REQUIREMENTS
Substitute "right-axis-tick" for "y-tick-label-right" in the stretch from the line containing "204, 739, 225]" through the line containing "410, 235, 431]", and give back only those lines with nothing else changed.

EXERCISE MATERIAL

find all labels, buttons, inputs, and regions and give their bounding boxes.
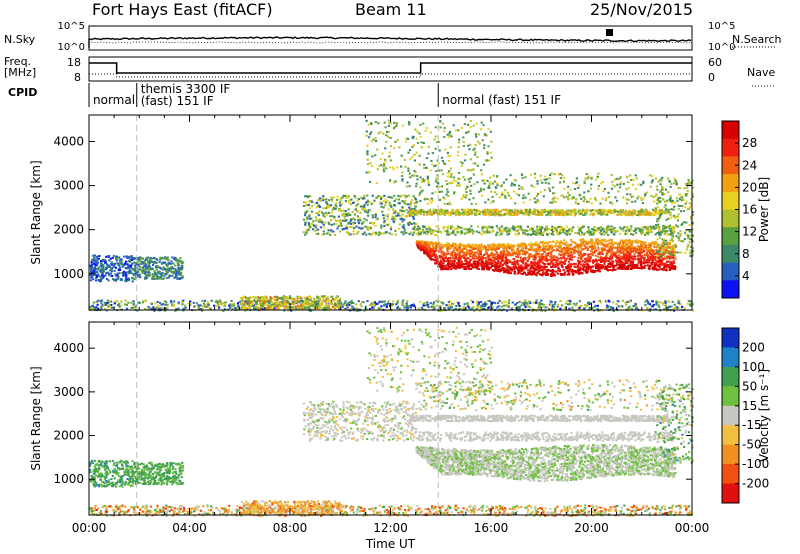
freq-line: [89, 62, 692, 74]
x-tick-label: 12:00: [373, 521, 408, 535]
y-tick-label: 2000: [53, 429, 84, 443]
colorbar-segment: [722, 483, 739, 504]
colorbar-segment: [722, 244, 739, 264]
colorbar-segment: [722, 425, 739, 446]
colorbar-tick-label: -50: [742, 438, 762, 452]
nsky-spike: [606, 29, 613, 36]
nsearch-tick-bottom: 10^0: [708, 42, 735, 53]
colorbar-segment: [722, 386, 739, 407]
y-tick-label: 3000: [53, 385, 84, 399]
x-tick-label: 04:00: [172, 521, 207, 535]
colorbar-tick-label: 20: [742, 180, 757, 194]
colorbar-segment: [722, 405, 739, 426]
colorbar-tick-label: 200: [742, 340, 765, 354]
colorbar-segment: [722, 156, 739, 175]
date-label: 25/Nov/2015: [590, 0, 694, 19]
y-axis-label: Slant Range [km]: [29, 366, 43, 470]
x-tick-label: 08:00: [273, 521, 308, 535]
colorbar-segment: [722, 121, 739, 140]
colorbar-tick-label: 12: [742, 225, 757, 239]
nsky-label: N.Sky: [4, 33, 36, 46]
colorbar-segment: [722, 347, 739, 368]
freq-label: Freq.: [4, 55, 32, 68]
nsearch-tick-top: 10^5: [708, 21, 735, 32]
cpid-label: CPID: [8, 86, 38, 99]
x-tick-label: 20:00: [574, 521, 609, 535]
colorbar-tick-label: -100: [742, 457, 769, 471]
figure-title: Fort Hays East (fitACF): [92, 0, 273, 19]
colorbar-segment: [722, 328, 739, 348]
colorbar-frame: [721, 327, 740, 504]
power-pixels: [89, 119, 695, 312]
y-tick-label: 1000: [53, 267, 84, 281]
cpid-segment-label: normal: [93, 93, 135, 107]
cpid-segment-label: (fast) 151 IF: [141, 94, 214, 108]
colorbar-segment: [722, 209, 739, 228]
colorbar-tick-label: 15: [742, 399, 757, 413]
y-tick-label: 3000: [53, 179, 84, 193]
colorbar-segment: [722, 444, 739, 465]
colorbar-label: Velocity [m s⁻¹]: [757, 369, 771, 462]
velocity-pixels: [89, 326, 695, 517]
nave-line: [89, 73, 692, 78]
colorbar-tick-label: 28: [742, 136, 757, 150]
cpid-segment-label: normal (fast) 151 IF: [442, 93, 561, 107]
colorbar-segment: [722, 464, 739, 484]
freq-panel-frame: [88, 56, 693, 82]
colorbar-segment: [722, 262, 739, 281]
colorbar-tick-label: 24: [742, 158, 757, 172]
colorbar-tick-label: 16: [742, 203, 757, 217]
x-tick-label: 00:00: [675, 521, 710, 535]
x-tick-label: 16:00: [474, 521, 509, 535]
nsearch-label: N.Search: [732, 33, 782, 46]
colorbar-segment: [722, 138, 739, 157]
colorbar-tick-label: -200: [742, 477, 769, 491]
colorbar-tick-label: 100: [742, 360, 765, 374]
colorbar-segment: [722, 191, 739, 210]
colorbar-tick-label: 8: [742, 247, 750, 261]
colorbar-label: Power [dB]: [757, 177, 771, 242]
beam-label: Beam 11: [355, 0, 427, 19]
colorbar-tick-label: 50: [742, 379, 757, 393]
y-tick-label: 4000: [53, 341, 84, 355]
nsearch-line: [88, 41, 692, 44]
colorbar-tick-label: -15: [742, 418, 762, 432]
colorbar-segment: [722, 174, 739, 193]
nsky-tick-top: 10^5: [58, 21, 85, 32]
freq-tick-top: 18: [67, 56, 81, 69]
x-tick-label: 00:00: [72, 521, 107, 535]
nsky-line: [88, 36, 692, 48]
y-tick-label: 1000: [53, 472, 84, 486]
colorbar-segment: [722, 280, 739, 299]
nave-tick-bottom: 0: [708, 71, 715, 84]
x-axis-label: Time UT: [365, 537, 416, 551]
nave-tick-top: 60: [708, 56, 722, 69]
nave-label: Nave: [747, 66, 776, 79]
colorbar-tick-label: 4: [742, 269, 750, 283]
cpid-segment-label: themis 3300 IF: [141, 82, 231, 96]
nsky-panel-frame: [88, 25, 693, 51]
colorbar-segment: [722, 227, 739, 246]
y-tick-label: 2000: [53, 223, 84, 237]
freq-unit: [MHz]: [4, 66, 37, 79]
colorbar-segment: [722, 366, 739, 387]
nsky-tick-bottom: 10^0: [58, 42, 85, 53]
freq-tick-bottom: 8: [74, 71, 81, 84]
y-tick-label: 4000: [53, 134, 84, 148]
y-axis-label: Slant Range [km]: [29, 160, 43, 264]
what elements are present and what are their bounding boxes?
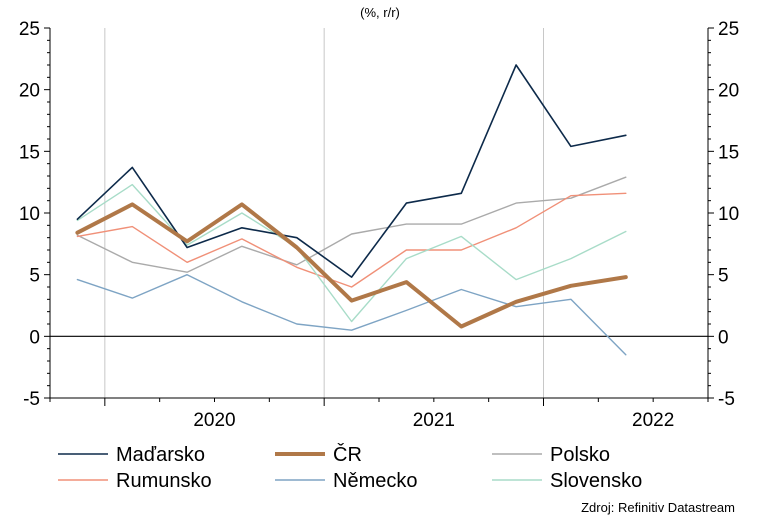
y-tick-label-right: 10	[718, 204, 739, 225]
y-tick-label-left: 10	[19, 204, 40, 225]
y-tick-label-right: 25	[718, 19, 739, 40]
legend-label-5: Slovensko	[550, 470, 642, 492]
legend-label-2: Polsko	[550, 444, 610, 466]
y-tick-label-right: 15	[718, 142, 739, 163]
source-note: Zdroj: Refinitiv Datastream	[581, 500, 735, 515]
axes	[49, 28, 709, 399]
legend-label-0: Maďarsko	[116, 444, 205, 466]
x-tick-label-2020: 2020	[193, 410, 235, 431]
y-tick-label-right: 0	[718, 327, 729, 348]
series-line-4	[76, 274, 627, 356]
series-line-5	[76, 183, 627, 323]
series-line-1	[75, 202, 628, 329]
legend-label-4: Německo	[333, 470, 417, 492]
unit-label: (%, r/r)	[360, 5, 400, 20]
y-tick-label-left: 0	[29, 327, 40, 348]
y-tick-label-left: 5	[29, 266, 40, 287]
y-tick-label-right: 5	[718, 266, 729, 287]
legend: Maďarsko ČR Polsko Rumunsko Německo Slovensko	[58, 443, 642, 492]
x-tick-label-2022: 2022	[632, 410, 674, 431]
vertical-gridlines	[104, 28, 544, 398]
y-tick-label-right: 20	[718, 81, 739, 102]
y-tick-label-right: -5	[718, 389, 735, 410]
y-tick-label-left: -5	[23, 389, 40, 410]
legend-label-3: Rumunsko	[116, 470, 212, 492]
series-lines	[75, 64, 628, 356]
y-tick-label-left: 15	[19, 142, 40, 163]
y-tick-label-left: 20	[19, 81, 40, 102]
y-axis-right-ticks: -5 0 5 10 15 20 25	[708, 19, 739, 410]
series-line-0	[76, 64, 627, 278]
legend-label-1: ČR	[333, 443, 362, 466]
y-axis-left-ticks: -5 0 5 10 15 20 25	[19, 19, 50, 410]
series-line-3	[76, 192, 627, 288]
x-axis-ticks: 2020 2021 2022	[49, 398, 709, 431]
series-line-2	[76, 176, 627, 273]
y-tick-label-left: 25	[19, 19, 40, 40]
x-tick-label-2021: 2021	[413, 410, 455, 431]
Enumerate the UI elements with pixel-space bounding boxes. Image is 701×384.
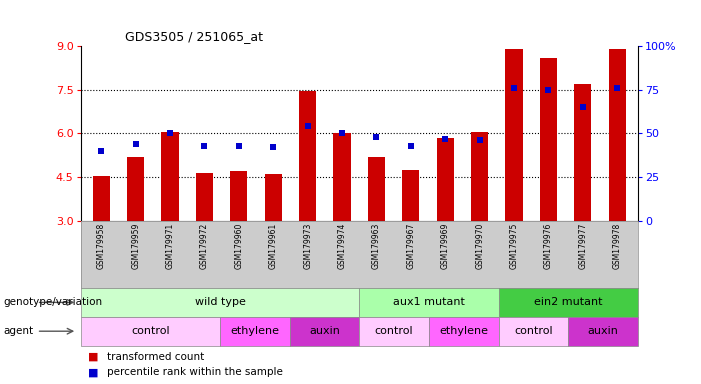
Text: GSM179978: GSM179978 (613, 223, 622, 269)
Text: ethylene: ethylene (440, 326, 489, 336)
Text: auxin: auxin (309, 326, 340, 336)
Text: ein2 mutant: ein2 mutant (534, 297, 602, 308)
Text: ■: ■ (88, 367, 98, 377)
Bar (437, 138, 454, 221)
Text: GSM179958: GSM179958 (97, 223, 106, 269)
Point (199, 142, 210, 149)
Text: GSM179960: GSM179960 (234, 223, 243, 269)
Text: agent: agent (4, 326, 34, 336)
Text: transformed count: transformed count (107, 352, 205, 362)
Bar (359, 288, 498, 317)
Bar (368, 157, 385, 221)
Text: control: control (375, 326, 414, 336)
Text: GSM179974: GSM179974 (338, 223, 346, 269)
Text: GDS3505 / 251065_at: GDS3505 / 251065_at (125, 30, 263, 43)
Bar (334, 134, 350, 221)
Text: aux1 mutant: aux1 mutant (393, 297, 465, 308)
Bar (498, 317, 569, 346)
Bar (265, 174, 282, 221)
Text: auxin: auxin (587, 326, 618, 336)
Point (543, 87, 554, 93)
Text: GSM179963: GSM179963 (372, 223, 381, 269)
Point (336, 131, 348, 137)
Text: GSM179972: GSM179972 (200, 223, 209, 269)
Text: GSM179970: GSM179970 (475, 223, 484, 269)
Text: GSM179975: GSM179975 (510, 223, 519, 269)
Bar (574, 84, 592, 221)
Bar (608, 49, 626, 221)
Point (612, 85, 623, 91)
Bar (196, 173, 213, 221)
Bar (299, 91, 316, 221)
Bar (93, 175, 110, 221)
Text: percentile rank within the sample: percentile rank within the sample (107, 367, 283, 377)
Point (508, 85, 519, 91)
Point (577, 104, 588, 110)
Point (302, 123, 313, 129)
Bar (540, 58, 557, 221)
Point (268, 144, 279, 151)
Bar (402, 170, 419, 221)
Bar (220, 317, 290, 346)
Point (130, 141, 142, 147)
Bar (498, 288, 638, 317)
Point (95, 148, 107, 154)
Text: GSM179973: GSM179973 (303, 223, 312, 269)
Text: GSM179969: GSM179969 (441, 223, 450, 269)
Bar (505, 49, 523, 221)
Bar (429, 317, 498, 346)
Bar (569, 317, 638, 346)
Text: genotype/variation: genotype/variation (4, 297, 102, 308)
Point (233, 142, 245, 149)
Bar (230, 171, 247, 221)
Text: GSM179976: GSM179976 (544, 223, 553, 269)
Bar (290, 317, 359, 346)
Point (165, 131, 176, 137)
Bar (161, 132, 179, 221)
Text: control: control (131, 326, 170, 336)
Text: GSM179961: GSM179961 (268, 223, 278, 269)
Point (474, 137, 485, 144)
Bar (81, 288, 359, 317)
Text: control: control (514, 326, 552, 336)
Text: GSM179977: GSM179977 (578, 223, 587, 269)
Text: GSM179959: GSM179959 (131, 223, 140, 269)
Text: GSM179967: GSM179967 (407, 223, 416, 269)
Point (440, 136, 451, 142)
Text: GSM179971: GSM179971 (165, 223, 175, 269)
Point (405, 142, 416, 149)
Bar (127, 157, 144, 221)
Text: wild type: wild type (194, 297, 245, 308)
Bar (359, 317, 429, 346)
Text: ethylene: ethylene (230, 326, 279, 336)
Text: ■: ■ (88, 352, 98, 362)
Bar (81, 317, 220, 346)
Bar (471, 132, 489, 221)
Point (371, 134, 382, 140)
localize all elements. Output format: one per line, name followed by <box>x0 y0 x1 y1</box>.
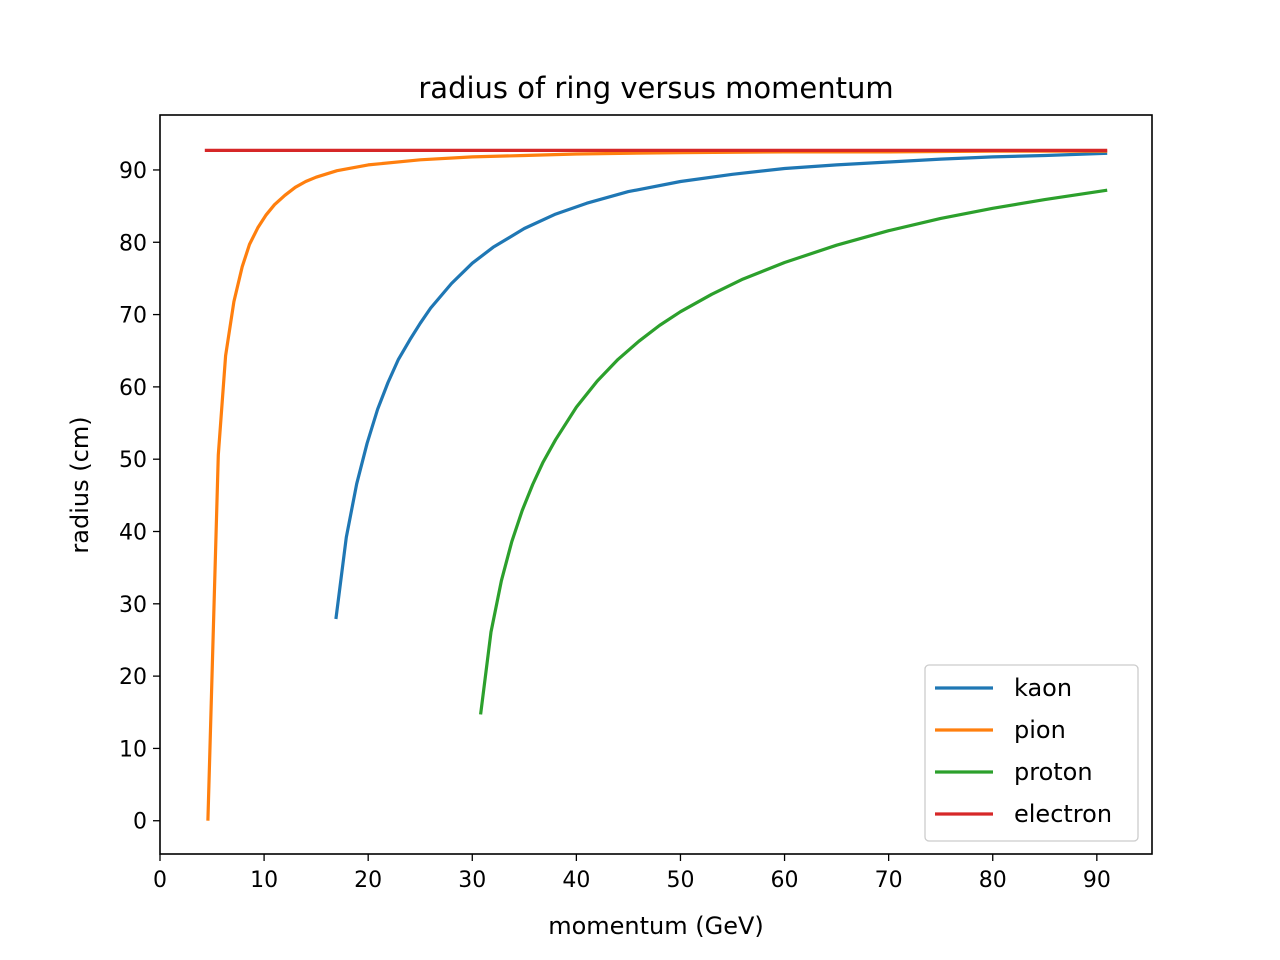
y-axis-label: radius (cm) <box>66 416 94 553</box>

REPLY
right-axis-tick: 10	[718, 204, 739, 225]
y-tick-label-left: 10	[19, 204, 40, 225]
right-axis-tick: 25	[718, 19, 739, 40]
legend-label-5: Slovensko	[550, 470, 642, 492]
legend-label-2: Polsko	[550, 444, 610, 466]
right-axis-tick: 15	[718, 142, 739, 163]
source-note: Zdroj: Refinitiv Datastream	[581, 500, 735, 515]
axes	[49, 28, 709, 399]
legend-label-0: Maďarsko	[116, 444, 205, 466]
x-tick-label-2020: 2020	[193, 410, 235, 431]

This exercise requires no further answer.